■ **TASK GOAL**
Among the lines below, count those with "content". Give the total alone.

■ **GIVEN DATA**
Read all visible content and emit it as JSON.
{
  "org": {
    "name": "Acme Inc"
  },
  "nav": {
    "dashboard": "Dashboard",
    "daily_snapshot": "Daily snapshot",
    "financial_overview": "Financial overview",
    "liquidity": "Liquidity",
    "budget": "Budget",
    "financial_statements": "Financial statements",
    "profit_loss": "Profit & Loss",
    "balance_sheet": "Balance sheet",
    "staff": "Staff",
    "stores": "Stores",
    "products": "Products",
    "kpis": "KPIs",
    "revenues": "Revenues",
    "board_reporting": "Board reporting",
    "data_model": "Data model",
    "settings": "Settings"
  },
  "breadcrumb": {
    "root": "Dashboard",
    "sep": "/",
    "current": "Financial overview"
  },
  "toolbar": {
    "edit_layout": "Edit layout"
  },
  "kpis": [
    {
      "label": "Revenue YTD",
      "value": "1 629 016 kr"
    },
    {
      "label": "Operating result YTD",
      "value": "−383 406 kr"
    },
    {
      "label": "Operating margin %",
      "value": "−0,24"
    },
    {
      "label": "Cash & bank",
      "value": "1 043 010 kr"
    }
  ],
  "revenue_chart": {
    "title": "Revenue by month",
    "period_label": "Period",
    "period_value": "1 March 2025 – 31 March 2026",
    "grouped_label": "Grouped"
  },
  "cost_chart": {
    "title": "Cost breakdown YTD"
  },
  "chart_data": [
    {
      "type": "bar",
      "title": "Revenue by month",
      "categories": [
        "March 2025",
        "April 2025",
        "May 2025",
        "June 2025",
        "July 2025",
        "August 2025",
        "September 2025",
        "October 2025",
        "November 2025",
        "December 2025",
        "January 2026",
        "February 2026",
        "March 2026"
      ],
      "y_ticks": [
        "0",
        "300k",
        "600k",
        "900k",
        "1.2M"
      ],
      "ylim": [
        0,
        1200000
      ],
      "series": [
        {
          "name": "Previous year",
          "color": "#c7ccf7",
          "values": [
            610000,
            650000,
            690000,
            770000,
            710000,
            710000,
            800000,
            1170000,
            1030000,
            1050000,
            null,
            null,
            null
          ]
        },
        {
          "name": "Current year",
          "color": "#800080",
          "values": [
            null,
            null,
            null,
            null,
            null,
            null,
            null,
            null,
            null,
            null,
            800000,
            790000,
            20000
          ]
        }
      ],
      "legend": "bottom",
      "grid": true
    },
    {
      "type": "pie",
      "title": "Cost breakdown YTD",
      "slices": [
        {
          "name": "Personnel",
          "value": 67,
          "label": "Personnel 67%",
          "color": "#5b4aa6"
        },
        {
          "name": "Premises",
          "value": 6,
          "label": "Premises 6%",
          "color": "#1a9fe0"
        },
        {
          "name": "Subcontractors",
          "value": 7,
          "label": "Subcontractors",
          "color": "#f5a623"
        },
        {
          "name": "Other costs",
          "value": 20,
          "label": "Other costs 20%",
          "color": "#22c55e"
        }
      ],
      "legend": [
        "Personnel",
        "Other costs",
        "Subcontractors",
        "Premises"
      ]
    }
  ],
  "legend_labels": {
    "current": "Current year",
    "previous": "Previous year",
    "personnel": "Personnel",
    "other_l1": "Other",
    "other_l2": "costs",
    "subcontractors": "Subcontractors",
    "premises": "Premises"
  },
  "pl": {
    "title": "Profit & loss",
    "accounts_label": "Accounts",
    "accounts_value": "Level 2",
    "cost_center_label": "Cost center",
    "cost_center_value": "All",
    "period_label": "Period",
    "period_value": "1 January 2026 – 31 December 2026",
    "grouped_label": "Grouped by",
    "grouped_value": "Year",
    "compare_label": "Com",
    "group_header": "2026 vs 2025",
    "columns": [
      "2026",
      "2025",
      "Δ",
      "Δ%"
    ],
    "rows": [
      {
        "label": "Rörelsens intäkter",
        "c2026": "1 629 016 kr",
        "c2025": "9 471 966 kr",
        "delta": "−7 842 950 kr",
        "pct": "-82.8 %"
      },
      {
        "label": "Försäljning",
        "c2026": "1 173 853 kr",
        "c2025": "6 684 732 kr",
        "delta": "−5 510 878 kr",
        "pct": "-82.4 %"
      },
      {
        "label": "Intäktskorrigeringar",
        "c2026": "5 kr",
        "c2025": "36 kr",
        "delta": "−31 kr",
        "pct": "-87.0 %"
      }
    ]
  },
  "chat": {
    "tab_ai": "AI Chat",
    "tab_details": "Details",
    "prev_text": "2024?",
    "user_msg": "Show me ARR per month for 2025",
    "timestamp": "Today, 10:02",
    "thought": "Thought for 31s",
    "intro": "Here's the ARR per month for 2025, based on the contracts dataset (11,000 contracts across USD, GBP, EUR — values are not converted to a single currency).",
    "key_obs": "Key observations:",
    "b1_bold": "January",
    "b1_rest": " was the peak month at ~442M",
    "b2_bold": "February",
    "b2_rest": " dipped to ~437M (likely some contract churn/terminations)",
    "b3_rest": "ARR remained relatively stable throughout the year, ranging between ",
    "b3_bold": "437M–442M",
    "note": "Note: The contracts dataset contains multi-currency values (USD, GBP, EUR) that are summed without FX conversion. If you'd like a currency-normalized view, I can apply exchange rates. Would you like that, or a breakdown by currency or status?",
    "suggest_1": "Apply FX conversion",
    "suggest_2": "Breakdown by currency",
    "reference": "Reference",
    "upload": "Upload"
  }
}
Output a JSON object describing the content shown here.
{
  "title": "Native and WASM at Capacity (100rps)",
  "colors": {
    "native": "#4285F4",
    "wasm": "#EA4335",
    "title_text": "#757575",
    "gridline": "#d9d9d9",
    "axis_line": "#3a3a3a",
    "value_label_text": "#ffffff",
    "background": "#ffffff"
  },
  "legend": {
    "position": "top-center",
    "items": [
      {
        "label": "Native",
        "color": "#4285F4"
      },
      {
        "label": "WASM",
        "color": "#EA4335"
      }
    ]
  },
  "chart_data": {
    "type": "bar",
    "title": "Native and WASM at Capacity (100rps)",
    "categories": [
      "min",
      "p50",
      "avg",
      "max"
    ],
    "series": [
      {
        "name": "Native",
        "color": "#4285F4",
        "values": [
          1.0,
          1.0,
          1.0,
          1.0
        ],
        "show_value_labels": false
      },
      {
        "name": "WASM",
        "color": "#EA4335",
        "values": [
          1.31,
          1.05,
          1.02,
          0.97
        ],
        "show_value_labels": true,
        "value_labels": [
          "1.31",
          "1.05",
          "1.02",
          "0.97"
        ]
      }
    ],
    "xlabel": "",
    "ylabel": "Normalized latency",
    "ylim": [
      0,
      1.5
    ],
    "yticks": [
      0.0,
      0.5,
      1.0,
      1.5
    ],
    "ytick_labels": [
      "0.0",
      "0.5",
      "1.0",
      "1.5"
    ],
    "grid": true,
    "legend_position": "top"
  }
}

■ **SOLUTION TO THIS TASK**
2